WHAT TO WORK ON -
Copy out the lines that have "panel" in them.

DATA LINES -
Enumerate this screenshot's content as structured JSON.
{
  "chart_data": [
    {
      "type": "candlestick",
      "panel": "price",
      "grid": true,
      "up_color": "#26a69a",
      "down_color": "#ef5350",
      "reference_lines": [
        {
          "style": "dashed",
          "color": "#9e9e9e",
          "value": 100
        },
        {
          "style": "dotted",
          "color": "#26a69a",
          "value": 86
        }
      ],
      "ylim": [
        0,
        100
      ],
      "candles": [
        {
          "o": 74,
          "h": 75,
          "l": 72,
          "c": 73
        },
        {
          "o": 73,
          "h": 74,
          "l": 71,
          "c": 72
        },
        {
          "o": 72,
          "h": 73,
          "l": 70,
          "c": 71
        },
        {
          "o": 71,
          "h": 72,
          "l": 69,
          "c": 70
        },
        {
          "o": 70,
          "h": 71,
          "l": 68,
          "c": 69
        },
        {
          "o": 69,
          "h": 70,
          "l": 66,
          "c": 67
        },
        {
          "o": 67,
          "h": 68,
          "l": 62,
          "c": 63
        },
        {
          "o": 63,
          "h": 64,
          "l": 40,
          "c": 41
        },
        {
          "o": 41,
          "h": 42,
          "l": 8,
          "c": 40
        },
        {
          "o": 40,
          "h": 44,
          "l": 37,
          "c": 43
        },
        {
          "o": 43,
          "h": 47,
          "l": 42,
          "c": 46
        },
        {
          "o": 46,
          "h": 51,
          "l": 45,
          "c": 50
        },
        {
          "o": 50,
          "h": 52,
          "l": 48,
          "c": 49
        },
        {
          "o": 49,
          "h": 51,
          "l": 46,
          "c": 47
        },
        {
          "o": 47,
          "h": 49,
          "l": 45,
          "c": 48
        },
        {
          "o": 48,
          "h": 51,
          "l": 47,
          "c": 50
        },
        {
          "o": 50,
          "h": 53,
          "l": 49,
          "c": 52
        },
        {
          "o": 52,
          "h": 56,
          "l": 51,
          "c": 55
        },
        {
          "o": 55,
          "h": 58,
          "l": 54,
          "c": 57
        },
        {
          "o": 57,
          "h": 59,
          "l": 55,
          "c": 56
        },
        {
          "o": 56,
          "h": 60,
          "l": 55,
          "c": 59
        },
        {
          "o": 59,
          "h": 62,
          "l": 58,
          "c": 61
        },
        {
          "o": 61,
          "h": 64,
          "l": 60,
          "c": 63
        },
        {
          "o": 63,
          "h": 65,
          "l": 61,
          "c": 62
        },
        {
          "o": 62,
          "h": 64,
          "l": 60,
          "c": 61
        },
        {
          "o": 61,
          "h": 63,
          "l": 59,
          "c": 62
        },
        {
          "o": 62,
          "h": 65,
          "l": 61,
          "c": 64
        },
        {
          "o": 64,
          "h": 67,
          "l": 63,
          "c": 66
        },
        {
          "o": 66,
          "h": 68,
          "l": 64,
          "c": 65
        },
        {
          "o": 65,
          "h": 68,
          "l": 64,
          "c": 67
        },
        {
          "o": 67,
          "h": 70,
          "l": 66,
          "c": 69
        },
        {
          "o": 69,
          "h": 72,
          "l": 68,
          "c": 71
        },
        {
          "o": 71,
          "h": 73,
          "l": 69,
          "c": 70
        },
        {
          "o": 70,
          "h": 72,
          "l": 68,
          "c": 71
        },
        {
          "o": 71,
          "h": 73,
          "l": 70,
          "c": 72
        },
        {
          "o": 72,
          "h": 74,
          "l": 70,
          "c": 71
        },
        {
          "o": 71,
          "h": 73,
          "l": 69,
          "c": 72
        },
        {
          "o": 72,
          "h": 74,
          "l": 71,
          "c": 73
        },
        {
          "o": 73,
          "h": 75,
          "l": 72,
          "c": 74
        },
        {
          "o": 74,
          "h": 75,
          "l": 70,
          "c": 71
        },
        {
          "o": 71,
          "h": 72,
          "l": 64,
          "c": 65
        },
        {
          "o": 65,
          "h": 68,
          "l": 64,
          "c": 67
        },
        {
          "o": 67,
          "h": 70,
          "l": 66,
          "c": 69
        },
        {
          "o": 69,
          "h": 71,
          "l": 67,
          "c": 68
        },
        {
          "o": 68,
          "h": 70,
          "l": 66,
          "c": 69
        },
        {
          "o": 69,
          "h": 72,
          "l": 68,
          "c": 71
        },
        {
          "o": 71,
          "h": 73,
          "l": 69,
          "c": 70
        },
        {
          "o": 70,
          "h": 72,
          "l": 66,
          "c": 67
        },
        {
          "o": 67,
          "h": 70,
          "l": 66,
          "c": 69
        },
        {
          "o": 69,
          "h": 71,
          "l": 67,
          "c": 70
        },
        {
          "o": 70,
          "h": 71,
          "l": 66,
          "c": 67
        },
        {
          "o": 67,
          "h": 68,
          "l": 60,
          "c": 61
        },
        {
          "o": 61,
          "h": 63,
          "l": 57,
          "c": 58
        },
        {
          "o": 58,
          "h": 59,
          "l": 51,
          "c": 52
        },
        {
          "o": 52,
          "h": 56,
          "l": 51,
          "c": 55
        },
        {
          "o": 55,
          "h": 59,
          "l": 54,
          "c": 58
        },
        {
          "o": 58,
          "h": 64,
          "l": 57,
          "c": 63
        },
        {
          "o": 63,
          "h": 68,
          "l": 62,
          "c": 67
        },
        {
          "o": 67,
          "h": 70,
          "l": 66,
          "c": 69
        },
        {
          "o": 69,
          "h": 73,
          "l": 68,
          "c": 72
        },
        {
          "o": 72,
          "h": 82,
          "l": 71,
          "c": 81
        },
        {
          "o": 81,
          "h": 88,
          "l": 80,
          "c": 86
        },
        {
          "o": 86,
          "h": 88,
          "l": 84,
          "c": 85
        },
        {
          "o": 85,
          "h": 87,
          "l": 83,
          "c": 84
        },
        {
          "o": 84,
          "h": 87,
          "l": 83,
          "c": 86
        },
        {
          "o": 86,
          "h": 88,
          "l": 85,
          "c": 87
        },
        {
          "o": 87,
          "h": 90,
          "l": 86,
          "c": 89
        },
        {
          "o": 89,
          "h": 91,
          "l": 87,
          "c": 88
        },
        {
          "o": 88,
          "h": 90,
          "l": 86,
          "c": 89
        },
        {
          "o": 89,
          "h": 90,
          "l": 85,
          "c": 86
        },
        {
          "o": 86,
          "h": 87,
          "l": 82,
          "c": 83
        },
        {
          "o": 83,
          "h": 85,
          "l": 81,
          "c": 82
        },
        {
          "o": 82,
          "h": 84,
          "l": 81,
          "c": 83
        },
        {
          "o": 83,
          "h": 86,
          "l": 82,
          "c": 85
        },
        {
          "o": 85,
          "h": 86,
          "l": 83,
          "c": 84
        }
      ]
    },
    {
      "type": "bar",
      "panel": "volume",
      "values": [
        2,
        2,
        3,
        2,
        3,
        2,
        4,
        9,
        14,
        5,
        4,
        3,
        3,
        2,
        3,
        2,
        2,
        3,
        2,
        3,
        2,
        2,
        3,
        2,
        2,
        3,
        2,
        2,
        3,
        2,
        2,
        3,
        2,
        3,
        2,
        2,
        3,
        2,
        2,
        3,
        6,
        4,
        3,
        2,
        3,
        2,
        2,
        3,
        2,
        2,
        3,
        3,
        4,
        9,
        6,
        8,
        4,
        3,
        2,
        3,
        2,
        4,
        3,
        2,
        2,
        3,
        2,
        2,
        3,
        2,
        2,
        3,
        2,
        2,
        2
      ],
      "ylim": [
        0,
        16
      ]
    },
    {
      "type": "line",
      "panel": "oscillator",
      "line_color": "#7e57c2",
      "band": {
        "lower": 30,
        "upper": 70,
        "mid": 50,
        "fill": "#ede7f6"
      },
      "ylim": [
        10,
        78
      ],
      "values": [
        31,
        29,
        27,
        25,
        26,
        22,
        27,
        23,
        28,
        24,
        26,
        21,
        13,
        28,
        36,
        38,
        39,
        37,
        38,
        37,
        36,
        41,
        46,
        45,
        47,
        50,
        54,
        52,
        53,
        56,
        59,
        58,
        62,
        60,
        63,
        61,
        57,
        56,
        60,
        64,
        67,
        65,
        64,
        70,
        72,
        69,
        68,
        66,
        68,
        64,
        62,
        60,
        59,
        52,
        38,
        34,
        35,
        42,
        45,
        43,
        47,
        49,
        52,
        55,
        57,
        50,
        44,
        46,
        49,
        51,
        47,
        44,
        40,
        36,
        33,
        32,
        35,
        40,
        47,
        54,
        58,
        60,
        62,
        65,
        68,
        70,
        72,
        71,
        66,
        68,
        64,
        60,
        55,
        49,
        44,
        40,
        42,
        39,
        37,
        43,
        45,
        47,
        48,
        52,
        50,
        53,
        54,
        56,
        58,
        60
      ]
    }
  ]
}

WORKED SOLUTION -
      "panel": "price",
      "panel": "volume",
      "panel": "oscillator",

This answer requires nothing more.